● What is being asked: Transcribe every line of the records verbatim.

● Records for this exercise:
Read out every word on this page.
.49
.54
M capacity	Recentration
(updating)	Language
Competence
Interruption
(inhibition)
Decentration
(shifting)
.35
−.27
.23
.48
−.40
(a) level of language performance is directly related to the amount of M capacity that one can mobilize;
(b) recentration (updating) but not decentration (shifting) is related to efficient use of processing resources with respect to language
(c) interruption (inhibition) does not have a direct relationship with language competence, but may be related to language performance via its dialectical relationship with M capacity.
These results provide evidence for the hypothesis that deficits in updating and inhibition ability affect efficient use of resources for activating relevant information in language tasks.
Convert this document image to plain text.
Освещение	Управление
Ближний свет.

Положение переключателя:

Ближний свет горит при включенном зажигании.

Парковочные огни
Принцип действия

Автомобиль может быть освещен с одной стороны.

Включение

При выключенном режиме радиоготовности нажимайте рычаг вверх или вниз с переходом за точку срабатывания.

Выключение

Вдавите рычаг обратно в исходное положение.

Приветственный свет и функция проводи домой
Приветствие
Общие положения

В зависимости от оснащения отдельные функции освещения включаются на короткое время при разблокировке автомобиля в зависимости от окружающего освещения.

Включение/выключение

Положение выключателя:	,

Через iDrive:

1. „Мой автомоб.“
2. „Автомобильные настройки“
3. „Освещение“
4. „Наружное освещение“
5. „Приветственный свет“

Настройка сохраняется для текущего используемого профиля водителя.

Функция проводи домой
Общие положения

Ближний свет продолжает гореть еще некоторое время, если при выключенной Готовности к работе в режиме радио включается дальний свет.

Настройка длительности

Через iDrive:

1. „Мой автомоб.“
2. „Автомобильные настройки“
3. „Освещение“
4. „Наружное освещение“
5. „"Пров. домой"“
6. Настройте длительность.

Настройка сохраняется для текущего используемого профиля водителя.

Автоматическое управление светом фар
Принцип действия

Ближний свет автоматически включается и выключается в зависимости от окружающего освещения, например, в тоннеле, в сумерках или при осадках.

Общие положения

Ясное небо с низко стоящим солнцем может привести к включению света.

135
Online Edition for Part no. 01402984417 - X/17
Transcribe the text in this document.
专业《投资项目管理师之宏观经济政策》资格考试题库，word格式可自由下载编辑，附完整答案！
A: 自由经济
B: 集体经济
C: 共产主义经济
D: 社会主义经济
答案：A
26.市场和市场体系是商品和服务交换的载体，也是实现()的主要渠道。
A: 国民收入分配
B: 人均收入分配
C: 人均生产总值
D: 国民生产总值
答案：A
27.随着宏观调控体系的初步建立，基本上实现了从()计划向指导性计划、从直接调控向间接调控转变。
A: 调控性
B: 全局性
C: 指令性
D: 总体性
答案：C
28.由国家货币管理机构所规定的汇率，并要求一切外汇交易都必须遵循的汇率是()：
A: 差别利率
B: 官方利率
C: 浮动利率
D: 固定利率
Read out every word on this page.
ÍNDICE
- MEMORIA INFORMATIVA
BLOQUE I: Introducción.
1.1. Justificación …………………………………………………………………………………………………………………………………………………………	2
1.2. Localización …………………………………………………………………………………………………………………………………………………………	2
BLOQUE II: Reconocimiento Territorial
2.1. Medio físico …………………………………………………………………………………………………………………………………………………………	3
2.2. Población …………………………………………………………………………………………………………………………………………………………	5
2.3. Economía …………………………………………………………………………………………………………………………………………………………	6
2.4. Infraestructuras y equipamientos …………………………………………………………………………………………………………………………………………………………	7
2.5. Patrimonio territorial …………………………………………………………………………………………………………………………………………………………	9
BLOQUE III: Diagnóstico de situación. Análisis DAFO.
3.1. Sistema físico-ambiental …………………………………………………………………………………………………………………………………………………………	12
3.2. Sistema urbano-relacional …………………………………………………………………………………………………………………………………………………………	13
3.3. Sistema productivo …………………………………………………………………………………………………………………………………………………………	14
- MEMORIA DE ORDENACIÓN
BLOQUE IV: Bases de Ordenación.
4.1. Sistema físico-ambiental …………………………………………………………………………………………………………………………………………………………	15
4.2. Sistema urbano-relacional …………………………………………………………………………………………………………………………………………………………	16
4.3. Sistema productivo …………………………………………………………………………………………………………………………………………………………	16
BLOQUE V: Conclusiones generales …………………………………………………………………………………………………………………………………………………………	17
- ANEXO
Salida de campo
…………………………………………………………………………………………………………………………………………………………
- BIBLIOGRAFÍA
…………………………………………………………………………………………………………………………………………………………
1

● Correct result:
Read out every word on this page.
.49
.54
M capacity	Recentration
(updating)	Language
Competence
Interruption
(inhibition)
Decentration
(shifting)
.35
−.27
.23
.48
−.40
(a) level of language performance is directly related to the amount of M capacity that one can mobilize;
(b) recentration (updating) but not decentration (shifting) is related to efficient use of processing resources with respect to language
(c) interruption (inhibition) does not have a direct relationship with language competence, but may be related to language performance via its dialectical relationship with M capacity.
These results provide evidence for the hypothesis that deficits in updating and inhibition ability affect efficient use of resources for activating relevant information in language tasks.
Convert this document image to plain text.
Освещение	Управление
Ближний свет.

Положение переключателя:

Ближний свет горит при включенном зажигании.

Парковочные огни
Принцип действия

Автомобиль может быть освещен с одной стороны.

Включение

При выключенном режиме радиоготовности нажимайте рычаг вверх или вниз с переходом за точку срабатывания.

Выключение

Вдавите рычаг обратно в исходное положение.

Приветственный свет и функция проводи домой
Приветствие
Общие положения

В зависимости от оснащения отдельные функции освещения включаются на короткое время при разблокировке автомобиля в зависимости от окружающего освещения.

Включение/выключение

Положение выключателя:	,

Через iDrive:

1. „Мой автомоб.“
2. „Автомобильные настройки“
3. „Освещение“
4. „Наружное освещение“
5. „Приветственный свет“

Настройка сохраняется для текущего используемого профиля водителя.

Функция проводи домой
Общие положения

Ближний свет продолжает гореть еще некоторое время, если при выключенной Готовности к работе в режиме радио включается дальний свет.

Настройка длительности

Через iDrive:

1. „Мой автомоб.“
2. „Автомобильные настройки“
3. „Освещение“
4. „Наружное освещение“
5. „"Пров. домой"“
6. Настройте длительность.

Настройка сохраняется для текущего используемого профиля водителя.

Автоматическое управление светом фар
Принцип действия

Ближний свет автоматически включается и выключается в зависимости от окружающего освещения, например, в тоннеле, в сумерках или при осадках.

Общие положения

Ясное небо с низко стоящим солнцем может привести к включению света.

135
Online Edition for Part no. 01402984417 - X/17
Transcribe the text in this document.
专业《投资项目管理师之宏观经济政策》资格考试题库，word格式可自由下载编辑，附完整答案！
A: 自由经济
B: 集体经济
C: 共产主义经济
D: 社会主义经济
答案：A
26.市场和市场体系是商品和服务交换的载体，也是实现()的主要渠道。
A: 国民收入分配
B: 人均收入分配
C: 人均生产总值
D: 国民生产总值
答案：A
27.随着宏观调控体系的初步建立，基本上实现了从()计划向指导性计划、从直接调控向间接调控转变。
A: 调控性
B: 全局性
C: 指令性
D: 总体性
答案：C
28.由国家货币管理机构所规定的汇率，并要求一切外汇交易都必须遵循的汇率是()：
A: 差别利率
B: 官方利率
C: 浮动利率
D: 固定利率
Read out every word on this page.
ÍNDICE
- MEMORIA INFORMATIVA
BLOQUE I: Introducción.
1.1. Justificación …………………………………………………………………………………………………………………………………………………………	2
1.2. Localización …………………………………………………………………………………………………………………………………………………………	2
BLOQUE II: Reconocimiento Territorial
2.1. Medio físico …………………………………………………………………………………………………………………………………………………………	3
2.2. Población …………………………………………………………………………………………………………………………………………………………	5
2.3. Economía …………………………………………………………………………………………………………………………………………………………	6
2.4. Infraestructuras y equipamientos …………………………………………………………………………………………………………………………………………………………	7
2.5. Patrimonio territorial …………………………………………………………………………………………………………………………………………………………	9
BLOQUE III: Diagnóstico de situación. Análisis DAFO.
3.1. Sistema físico-ambiental …………………………………………………………………………………………………………………………………………………………	12
3.2. Sistema urbano-relacional …………………………………………………………………………………………………………………………………………………………	13
3.3. Sistema productivo …………………………………………………………………………………………………………………………………………………………	14
- MEMORIA DE ORDENACIÓN
BLOQUE IV: Bases de Ordenación.
4.1. Sistema físico-ambiental …………………………………………………………………………………………………………………………………………………………	15
4.2. Sistema urbano-relacional …………………………………………………………………………………………………………………………………………………………	16
4.3. Sistema productivo …………………………………………………………………………………………………………………………………………………………	16
BLOQUE V: Conclusiones generales …………………………………………………………………………………………………………………………………………………………	17
- ANEXO
Salida de campo
…………………………………………………………………………………………………………………………………………………………
- BIBLIOGRAFÍA
…………………………………………………………………………………………………………………………………………………………
1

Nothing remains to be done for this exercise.